+++ Information given +++

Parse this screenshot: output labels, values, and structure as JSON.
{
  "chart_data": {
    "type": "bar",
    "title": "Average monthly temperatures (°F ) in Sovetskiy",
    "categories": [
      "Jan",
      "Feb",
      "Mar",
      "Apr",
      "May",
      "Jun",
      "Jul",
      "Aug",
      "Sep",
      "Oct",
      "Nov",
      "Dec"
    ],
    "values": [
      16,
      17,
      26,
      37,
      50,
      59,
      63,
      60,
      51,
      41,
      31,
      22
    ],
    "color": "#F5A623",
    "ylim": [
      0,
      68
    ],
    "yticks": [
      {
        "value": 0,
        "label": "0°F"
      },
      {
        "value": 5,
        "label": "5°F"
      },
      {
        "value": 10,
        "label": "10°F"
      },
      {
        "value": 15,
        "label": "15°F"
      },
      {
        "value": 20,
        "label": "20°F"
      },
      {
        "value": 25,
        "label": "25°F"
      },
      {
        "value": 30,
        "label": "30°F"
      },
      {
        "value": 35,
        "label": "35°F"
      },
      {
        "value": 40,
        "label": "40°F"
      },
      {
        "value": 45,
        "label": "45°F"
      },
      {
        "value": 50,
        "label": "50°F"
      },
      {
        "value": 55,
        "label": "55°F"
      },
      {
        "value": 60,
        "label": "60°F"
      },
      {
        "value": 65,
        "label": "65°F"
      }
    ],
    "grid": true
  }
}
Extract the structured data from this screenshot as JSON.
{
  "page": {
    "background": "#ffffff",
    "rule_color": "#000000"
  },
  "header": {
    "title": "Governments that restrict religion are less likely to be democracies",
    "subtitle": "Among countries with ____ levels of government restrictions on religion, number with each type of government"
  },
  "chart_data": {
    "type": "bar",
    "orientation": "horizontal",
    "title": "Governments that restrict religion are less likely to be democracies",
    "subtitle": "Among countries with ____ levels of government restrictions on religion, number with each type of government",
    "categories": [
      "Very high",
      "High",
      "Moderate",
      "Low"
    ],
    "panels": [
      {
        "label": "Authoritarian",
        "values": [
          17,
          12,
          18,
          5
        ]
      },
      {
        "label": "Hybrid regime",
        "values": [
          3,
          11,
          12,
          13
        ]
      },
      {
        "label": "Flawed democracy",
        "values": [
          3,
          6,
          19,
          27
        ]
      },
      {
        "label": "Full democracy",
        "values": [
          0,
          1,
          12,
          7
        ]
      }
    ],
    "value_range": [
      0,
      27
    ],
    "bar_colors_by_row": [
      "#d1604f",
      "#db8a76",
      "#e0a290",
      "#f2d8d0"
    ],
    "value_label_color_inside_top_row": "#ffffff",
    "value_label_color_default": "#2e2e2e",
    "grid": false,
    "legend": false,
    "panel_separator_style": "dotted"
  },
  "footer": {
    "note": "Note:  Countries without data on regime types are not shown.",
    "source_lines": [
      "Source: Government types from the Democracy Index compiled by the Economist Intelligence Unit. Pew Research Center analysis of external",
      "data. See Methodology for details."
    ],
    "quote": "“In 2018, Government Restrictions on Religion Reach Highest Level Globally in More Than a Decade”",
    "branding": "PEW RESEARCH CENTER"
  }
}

+++
+++ Information given +++

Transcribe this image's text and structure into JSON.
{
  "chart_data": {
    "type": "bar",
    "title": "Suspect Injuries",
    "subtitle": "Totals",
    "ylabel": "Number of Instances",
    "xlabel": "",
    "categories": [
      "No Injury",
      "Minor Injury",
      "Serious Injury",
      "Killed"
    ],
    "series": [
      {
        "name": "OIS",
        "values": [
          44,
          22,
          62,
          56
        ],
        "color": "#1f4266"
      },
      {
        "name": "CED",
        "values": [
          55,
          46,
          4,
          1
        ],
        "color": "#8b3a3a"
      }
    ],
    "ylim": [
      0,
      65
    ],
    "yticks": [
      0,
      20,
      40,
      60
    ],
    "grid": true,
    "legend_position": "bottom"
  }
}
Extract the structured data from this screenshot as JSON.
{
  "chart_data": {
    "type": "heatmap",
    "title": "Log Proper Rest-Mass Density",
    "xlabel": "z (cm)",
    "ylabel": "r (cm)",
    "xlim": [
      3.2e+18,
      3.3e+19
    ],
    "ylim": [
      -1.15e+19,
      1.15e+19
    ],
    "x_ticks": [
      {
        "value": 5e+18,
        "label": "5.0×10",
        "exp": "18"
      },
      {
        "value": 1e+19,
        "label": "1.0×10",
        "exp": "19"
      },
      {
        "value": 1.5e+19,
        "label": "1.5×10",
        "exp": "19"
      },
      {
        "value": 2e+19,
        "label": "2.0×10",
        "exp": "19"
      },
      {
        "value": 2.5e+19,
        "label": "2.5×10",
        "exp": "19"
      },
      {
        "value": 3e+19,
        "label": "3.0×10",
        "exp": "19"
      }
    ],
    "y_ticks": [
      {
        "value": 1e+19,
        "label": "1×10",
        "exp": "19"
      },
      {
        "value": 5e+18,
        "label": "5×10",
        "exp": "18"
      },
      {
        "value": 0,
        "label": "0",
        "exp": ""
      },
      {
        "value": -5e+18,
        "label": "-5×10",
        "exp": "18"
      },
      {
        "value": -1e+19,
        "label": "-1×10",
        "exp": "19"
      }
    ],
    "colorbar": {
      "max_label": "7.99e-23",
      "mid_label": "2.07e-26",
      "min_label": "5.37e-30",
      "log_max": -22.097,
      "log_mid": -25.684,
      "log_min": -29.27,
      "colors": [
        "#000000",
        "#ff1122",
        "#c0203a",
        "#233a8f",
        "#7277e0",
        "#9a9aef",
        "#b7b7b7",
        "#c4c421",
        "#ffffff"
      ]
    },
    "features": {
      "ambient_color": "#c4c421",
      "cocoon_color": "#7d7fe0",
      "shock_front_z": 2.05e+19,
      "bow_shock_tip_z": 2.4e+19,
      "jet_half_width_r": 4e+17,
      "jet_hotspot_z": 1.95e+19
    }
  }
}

+++

In the material above, how many lines hold the word "levels"? Say only the number.

> [Solution] 2